## Provided data:
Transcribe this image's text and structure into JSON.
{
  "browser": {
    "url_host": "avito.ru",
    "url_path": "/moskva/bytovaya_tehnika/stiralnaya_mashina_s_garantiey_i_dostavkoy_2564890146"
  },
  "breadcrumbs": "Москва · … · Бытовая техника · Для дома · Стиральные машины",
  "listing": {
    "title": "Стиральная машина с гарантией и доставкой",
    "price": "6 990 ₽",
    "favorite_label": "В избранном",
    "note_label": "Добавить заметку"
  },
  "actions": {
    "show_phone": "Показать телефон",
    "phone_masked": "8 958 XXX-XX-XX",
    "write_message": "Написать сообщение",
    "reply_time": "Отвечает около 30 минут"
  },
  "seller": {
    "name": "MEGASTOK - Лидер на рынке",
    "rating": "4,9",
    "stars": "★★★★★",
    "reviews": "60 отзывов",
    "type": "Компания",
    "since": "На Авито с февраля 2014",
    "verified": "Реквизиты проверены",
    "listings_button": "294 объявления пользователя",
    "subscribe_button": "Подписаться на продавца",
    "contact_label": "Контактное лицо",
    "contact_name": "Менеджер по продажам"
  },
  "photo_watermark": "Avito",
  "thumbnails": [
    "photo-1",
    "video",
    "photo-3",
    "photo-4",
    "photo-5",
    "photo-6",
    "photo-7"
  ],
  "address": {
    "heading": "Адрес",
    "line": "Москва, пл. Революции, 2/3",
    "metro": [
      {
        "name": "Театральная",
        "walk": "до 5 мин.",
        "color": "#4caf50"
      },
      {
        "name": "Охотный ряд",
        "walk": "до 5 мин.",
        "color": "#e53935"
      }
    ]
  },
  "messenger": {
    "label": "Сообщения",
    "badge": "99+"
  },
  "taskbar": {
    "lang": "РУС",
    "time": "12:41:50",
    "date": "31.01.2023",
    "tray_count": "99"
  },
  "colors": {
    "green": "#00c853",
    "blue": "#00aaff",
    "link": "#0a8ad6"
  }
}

## What you need to do:
Pull out all lines from the entries above in which the word "Москва" appears.

## Answer to the exercise:
  "breadcrumbs": "Москва · … · Бытовая техника · Для дома · Стиральные машины",
    "line": "Москва, пл. Революции, 2/3",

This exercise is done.